(Entries from a visual dataset)
-- start --

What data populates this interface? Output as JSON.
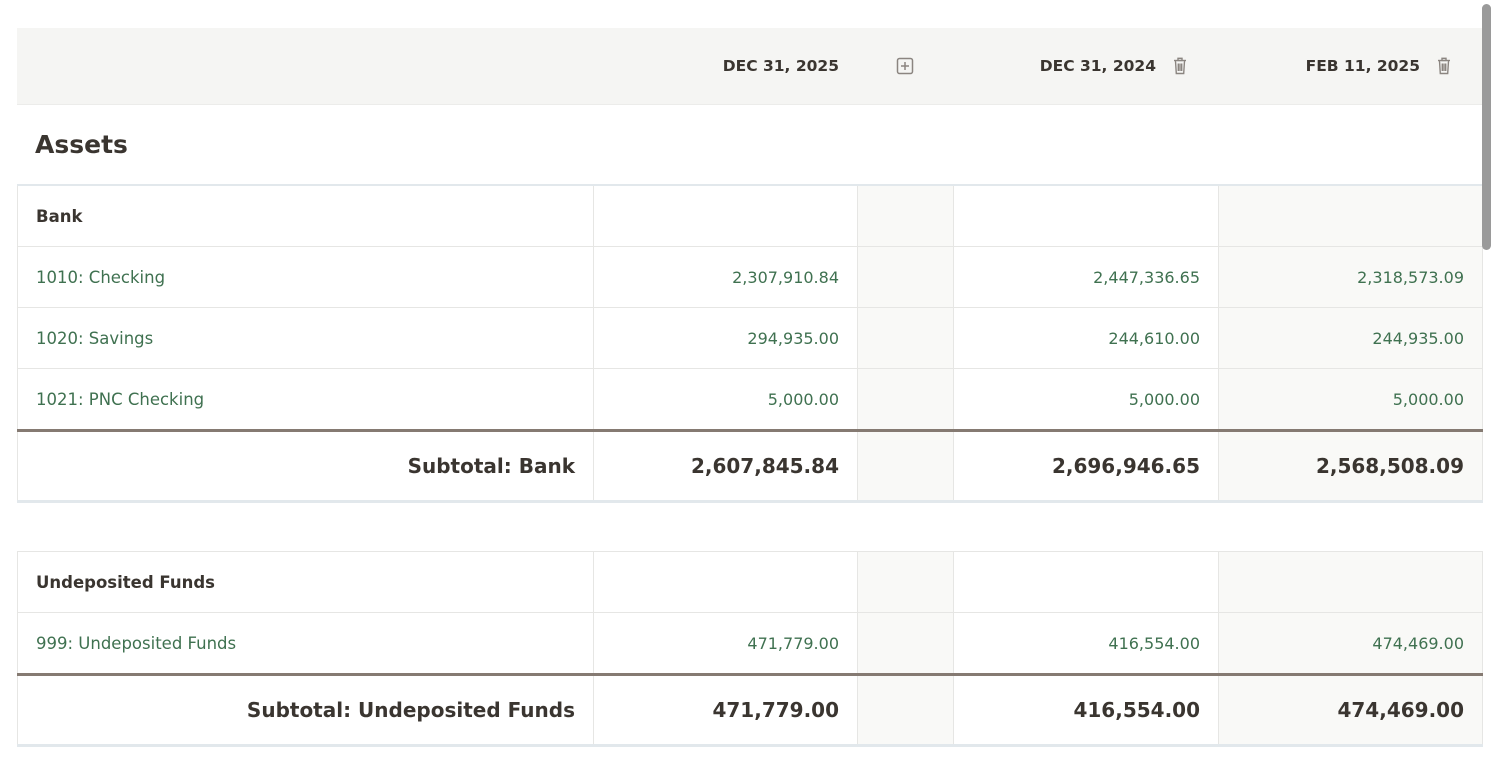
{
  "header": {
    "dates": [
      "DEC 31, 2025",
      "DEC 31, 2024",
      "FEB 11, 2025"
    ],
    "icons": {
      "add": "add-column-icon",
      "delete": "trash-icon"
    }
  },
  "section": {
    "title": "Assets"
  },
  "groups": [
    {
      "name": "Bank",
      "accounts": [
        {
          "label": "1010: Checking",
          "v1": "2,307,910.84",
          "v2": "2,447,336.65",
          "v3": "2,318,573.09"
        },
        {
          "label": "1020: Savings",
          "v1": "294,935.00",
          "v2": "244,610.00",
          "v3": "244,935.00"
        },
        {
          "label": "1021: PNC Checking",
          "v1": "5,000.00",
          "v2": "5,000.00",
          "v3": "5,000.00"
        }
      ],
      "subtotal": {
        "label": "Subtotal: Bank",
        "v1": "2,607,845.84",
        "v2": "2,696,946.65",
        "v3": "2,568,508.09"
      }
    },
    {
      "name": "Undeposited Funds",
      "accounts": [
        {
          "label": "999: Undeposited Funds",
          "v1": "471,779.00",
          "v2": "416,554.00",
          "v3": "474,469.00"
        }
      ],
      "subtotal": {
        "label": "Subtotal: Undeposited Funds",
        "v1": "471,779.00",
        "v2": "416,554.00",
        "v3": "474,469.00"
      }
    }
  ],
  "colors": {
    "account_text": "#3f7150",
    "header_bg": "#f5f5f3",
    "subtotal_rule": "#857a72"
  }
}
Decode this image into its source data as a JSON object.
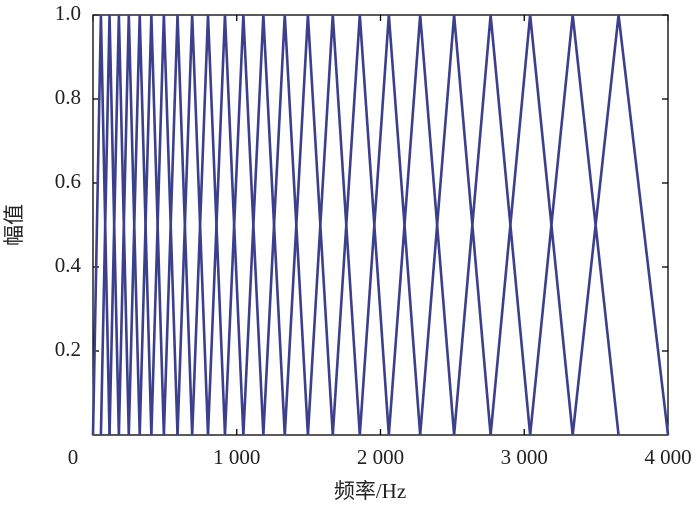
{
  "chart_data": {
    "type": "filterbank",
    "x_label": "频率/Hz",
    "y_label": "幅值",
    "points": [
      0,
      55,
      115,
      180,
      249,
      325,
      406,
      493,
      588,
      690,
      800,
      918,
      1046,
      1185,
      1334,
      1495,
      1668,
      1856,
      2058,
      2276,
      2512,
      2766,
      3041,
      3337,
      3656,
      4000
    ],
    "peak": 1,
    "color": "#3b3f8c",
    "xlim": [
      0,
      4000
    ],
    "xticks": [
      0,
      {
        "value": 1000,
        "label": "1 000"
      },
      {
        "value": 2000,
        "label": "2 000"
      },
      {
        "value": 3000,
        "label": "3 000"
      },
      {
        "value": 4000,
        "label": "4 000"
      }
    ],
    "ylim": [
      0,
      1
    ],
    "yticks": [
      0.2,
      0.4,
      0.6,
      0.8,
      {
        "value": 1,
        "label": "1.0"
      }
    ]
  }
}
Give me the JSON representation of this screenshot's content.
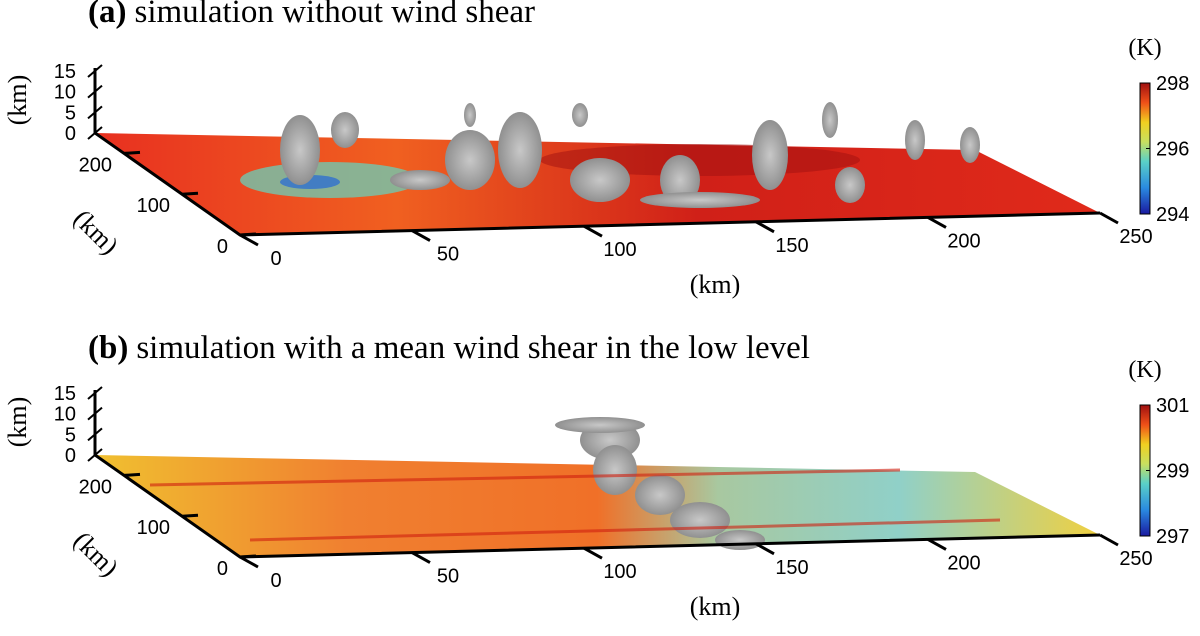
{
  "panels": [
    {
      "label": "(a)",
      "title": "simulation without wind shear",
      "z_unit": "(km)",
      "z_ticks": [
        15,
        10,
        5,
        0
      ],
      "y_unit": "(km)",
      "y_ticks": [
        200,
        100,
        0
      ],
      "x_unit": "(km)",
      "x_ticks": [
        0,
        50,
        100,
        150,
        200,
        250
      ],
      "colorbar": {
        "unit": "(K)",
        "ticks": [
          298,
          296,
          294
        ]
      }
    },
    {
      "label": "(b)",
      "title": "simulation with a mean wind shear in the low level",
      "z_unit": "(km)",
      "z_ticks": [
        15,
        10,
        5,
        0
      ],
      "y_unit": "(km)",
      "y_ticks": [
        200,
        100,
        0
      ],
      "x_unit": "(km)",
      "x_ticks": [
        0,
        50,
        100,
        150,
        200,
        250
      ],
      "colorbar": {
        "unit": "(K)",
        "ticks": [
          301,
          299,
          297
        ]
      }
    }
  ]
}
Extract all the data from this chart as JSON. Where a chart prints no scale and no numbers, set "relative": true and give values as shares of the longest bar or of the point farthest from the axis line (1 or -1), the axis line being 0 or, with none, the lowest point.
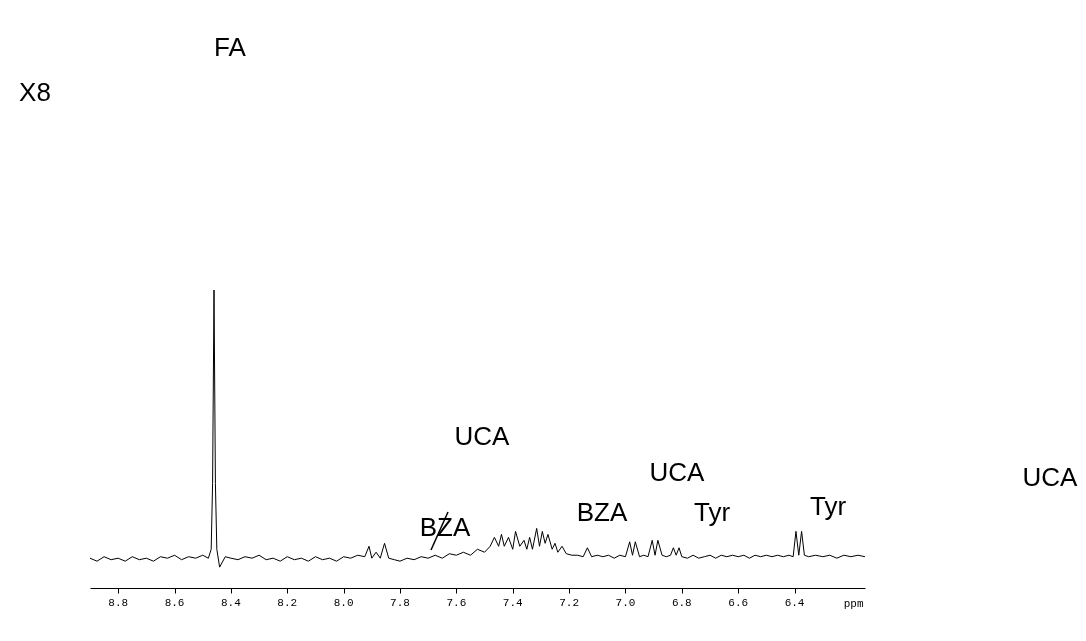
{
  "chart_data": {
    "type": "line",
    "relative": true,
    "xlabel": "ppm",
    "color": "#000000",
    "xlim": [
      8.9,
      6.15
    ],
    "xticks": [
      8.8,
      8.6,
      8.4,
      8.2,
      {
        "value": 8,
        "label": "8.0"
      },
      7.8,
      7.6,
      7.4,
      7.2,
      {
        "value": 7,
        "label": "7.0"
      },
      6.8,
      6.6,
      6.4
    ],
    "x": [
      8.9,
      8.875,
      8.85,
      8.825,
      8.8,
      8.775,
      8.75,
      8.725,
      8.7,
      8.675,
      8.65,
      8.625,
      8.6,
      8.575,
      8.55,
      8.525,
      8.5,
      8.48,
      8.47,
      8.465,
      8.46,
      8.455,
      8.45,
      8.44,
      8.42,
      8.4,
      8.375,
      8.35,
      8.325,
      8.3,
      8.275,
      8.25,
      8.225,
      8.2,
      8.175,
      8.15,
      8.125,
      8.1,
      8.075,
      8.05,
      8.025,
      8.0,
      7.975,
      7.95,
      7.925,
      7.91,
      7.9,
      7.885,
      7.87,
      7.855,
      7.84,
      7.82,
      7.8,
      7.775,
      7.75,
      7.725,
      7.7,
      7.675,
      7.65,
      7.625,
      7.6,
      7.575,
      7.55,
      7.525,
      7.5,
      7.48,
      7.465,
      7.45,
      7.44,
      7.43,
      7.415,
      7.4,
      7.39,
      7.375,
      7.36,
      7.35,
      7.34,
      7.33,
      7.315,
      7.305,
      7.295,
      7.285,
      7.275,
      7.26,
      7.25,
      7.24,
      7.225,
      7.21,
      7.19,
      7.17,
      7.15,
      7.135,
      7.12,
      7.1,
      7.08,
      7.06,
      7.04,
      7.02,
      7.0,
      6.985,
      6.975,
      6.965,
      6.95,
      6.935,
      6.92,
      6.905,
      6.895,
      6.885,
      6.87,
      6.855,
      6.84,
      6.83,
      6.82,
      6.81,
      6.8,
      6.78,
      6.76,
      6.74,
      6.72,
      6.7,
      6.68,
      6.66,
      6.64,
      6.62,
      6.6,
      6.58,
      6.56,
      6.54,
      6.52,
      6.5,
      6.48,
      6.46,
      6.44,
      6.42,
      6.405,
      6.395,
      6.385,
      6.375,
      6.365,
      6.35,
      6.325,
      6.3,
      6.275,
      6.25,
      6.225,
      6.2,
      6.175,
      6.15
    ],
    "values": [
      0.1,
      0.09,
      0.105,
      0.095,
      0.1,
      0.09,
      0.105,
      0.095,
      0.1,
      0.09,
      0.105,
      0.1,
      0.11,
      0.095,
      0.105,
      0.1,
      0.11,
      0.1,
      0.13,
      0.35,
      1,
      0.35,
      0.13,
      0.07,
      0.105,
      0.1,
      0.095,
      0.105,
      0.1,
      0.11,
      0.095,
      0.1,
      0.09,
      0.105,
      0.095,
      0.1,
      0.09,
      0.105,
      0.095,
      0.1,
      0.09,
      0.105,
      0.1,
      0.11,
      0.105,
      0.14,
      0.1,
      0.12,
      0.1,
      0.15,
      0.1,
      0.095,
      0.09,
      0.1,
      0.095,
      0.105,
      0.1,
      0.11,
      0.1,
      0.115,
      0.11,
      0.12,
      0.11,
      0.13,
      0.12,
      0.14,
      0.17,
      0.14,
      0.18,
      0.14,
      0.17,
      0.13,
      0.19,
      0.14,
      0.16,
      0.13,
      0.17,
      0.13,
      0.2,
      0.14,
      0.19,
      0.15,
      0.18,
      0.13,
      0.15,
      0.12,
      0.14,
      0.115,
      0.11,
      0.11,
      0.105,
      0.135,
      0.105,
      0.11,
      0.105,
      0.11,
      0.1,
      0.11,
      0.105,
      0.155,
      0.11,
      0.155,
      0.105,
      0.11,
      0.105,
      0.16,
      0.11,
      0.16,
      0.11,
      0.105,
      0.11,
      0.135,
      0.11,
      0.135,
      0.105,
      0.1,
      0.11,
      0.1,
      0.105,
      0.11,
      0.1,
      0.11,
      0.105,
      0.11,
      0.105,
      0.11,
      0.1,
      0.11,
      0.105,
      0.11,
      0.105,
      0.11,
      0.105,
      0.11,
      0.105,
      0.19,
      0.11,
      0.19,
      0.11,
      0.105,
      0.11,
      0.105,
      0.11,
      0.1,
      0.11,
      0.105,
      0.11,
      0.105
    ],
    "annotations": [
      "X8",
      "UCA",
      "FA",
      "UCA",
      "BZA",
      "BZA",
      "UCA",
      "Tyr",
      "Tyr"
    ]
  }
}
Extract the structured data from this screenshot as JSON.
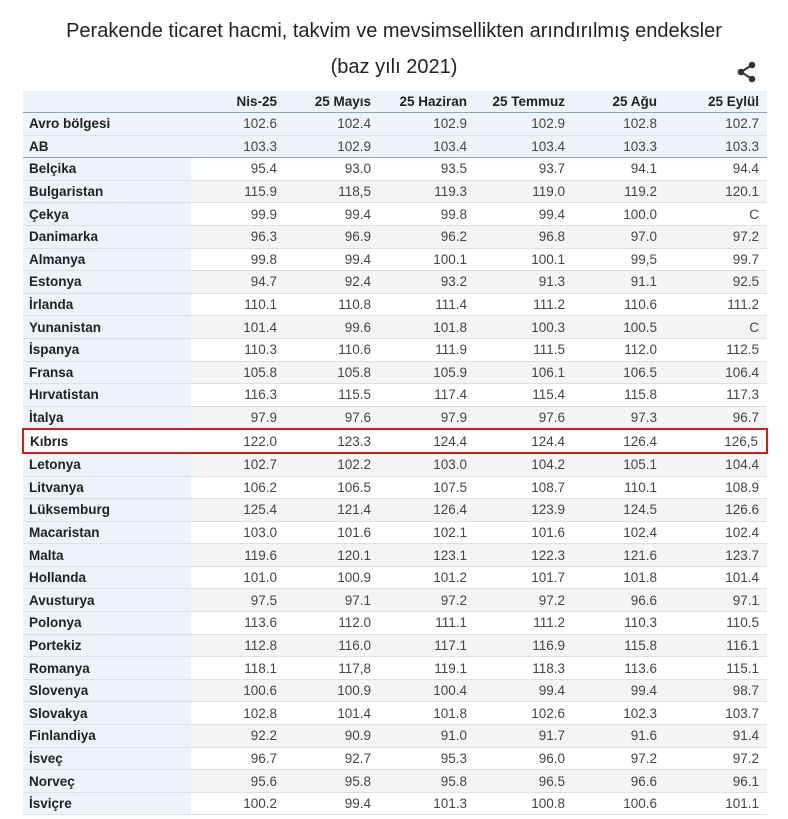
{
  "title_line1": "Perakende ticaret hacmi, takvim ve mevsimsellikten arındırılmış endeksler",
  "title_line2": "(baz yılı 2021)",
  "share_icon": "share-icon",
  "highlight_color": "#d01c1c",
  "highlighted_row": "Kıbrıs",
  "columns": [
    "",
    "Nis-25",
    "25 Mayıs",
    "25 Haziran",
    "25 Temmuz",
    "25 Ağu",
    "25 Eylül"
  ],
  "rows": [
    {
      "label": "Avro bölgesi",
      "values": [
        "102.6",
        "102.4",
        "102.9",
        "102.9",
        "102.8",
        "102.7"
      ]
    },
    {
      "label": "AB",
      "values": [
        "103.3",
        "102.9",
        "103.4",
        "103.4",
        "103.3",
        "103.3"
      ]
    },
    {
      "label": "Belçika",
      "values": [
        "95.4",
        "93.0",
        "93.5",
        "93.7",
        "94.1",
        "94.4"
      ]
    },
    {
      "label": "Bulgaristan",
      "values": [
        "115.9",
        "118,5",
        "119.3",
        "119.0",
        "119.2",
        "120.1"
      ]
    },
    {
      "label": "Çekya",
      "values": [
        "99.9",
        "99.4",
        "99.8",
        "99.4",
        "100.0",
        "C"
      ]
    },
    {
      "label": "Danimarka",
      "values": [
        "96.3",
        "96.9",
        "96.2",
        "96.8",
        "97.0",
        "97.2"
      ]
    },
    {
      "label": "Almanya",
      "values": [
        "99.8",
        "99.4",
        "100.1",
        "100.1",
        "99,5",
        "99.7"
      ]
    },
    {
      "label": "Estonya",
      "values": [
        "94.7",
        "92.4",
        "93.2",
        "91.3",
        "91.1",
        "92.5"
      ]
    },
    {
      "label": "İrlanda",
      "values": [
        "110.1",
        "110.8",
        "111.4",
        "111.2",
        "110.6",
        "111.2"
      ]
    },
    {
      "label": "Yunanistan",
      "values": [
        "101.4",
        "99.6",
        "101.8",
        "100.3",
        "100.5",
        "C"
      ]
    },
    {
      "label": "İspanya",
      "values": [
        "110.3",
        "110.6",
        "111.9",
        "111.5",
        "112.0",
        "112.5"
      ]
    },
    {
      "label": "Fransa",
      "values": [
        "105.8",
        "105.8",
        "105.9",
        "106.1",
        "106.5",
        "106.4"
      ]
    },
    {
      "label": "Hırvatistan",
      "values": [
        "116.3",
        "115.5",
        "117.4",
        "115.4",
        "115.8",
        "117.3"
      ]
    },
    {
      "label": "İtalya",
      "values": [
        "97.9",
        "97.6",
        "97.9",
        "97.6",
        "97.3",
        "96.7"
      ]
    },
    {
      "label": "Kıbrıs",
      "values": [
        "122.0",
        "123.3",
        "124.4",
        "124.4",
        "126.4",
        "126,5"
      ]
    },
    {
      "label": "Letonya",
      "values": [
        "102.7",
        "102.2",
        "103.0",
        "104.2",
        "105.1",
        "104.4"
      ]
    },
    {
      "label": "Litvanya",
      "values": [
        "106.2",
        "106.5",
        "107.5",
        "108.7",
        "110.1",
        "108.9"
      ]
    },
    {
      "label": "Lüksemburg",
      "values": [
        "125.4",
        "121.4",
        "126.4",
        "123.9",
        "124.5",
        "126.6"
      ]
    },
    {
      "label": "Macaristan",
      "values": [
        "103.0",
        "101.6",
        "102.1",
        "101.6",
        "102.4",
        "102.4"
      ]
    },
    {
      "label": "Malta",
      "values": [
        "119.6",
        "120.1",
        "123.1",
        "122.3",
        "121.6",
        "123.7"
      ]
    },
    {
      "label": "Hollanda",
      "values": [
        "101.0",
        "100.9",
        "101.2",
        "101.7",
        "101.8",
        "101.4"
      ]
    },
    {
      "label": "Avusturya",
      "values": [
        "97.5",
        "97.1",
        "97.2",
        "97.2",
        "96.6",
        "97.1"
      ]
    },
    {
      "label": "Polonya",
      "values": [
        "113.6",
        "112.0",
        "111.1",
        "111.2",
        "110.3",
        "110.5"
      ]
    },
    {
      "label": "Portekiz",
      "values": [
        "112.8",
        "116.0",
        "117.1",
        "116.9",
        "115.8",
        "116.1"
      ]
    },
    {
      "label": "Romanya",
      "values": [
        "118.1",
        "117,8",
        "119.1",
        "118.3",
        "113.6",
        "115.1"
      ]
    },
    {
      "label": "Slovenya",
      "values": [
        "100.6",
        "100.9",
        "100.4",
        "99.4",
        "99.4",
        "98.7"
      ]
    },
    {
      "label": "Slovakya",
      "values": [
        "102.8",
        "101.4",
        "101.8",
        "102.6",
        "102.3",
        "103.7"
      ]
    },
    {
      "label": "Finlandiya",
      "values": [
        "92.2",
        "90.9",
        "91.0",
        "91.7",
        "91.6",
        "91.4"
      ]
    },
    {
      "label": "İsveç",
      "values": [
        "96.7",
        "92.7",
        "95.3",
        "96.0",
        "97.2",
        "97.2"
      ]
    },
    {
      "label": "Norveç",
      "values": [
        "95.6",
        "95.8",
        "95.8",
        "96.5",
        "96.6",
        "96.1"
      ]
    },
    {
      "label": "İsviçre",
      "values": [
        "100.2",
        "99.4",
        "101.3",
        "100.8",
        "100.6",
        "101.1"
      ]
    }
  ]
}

-- end --

Locate the word "Kıbrıs" in the records above, and return each line that has it.

  "highlighted_row": "Kıbrıs",
      "label": "Kıbrıs",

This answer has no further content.